- Instructions for the task: In the listing below, locate the lines that hold the string "pushing". Copy those lines.

- Dataset rows:
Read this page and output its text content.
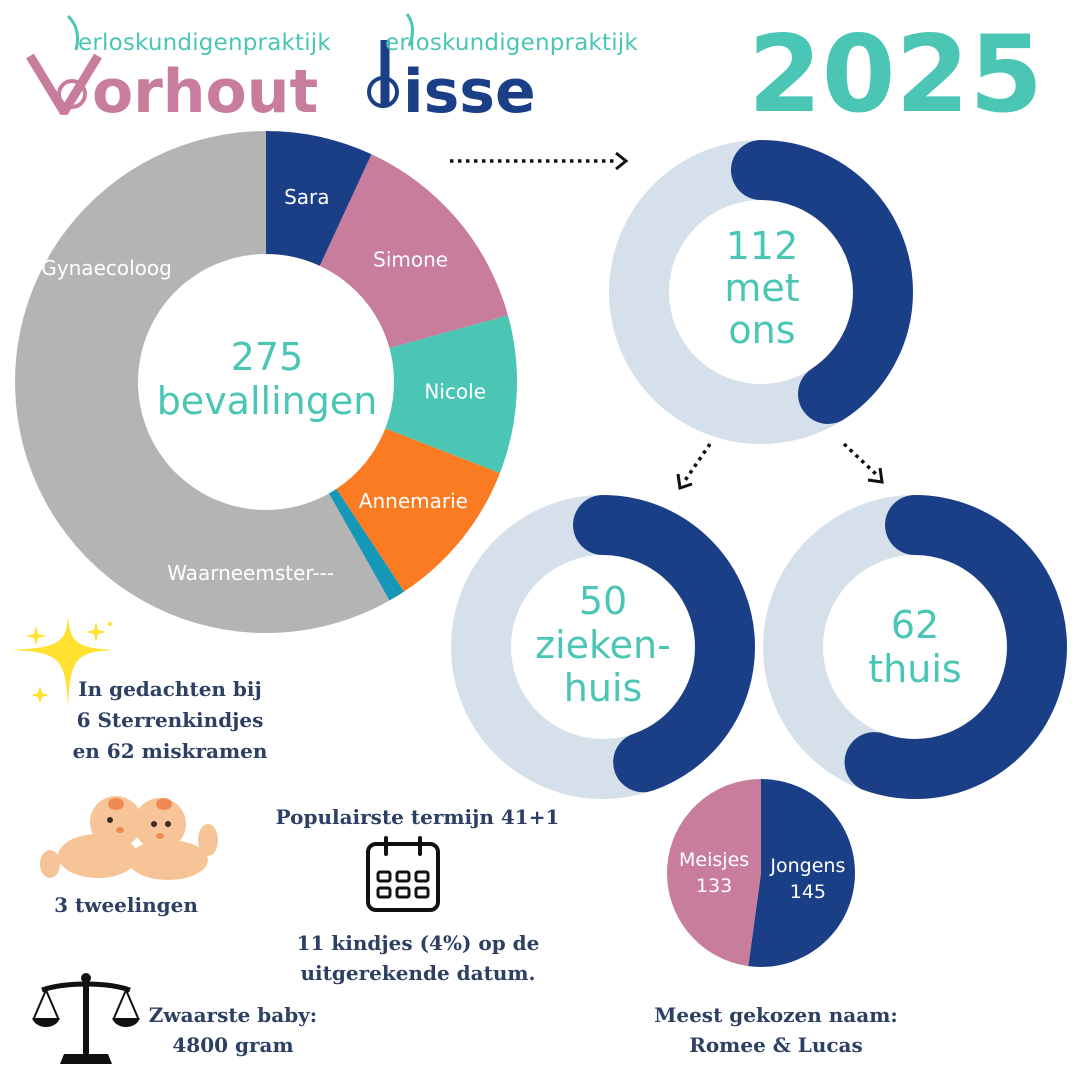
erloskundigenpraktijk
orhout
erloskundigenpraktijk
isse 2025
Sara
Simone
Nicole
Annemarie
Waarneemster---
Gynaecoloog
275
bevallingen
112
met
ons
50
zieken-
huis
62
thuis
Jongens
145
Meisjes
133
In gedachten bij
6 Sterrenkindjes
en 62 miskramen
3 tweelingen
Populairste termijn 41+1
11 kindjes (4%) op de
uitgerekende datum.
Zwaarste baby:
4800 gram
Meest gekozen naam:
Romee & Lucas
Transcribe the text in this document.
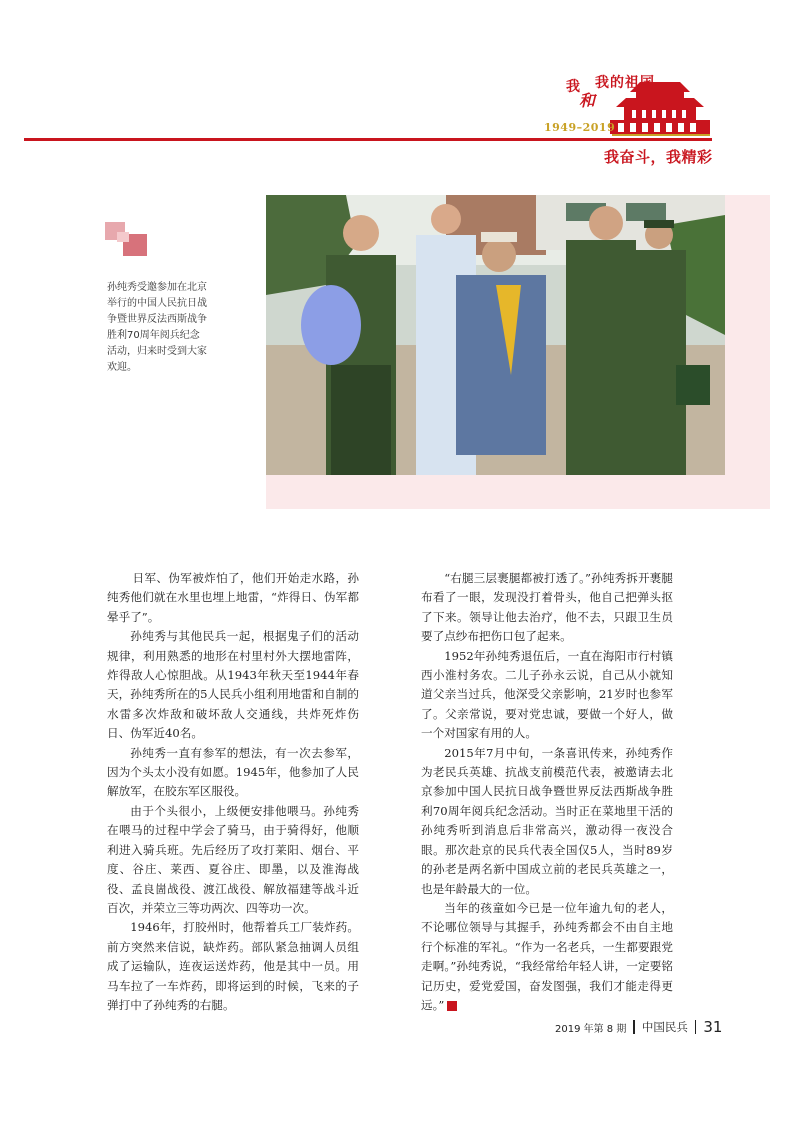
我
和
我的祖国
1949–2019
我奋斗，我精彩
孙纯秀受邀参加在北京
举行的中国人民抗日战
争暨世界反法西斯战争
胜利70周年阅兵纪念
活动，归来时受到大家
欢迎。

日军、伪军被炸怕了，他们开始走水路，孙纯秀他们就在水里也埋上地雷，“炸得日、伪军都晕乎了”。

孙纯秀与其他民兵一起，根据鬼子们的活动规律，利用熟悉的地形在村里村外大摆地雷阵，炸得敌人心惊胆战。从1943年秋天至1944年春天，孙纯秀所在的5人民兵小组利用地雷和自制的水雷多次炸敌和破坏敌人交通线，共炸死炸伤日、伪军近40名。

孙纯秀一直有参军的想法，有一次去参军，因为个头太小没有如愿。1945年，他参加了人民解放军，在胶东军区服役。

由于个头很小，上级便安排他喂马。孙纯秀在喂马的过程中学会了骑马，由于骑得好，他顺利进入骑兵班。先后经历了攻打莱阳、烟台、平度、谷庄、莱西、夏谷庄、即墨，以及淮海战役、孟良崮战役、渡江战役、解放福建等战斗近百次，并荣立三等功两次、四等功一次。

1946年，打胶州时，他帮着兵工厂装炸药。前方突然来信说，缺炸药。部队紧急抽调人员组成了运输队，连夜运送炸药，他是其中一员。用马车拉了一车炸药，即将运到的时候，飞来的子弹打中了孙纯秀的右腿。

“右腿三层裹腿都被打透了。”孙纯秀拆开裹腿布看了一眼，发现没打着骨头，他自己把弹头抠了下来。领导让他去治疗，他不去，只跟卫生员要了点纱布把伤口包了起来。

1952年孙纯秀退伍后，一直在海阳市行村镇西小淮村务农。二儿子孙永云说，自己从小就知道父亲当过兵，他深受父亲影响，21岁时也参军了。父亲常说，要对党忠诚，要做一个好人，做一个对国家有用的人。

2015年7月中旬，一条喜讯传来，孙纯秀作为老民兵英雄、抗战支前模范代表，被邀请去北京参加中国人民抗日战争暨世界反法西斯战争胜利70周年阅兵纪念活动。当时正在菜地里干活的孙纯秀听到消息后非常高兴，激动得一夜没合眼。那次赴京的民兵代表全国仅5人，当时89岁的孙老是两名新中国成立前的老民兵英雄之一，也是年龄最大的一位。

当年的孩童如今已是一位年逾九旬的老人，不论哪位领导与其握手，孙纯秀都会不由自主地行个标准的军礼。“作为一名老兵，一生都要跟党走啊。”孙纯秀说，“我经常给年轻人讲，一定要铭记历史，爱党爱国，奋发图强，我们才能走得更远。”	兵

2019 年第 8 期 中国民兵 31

...

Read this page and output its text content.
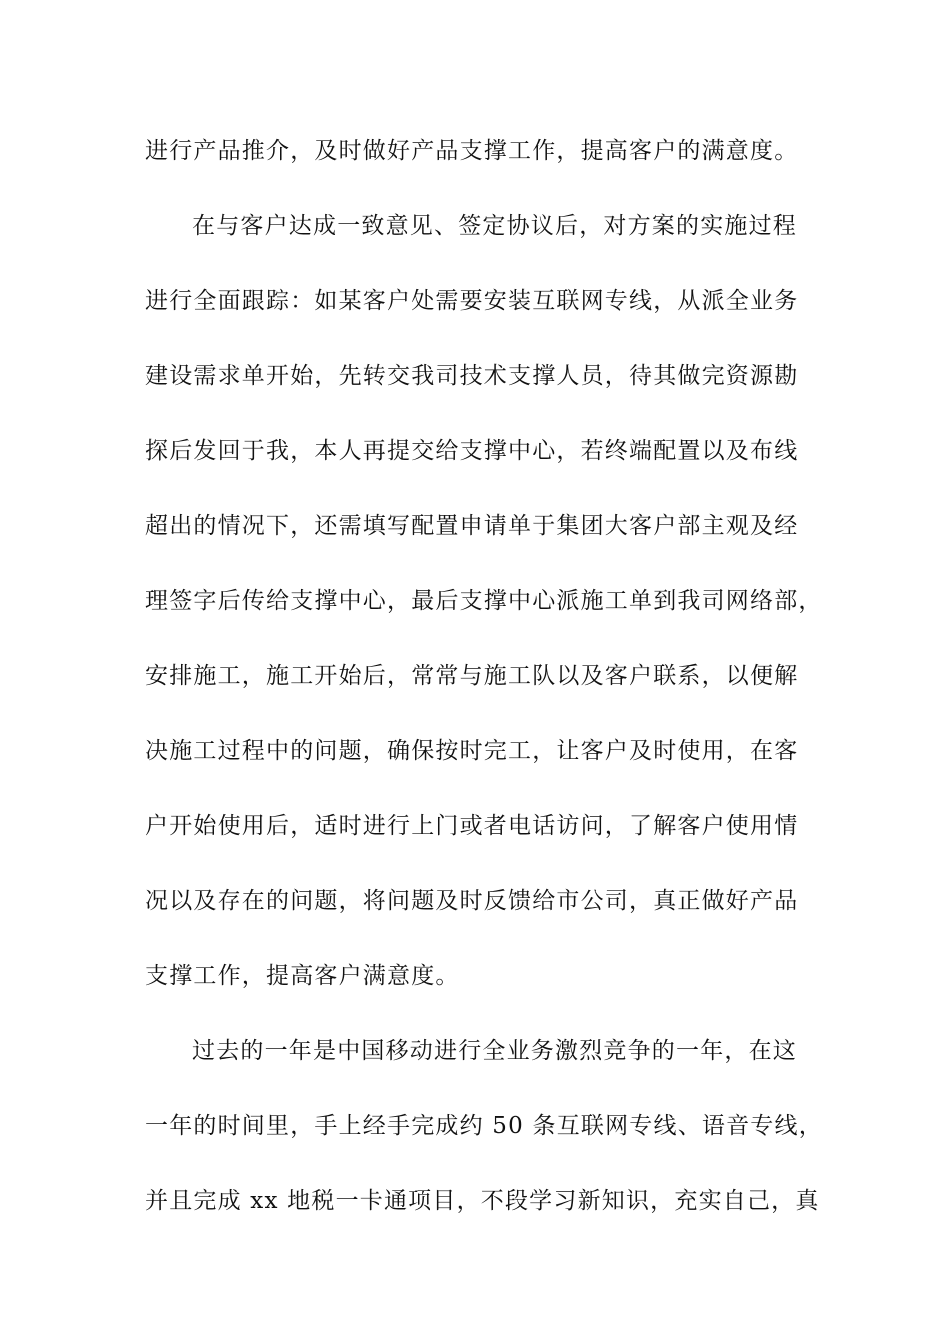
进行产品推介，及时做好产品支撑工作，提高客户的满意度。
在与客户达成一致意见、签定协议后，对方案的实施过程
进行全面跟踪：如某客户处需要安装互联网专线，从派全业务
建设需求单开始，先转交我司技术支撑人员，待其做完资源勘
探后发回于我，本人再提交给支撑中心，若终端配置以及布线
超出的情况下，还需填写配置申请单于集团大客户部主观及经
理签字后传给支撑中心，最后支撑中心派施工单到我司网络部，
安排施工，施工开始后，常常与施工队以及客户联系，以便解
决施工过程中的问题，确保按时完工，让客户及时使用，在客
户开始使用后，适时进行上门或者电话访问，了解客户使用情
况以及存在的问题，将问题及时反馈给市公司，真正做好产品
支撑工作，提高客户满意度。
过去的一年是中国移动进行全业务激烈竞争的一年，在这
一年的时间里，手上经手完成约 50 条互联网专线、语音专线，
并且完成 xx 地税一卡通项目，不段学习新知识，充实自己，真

---

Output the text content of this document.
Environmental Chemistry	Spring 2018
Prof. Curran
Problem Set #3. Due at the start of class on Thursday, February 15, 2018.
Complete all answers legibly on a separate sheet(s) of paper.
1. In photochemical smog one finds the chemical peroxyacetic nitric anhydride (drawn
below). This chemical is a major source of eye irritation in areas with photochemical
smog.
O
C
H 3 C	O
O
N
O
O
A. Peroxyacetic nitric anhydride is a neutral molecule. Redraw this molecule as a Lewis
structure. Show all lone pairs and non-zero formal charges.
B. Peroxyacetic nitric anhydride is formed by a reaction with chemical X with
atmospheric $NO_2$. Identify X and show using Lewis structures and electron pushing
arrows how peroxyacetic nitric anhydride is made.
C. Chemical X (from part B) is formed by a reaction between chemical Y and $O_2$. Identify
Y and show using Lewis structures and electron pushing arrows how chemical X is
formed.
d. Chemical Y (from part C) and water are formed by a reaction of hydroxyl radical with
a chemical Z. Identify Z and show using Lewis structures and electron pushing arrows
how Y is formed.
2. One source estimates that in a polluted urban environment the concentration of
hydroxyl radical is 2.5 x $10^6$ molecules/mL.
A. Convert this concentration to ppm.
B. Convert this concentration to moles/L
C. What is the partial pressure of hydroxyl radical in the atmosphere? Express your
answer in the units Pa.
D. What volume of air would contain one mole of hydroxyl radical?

- Exercise output:
atmospheric $NO_2$. Identify X and show using Lewis structures and electron pushing
Y and show using Lewis structures and electron pushing arrows how chemical X is
a chemical Z. Identify Z and show using Lewis structures and electron pushing arrows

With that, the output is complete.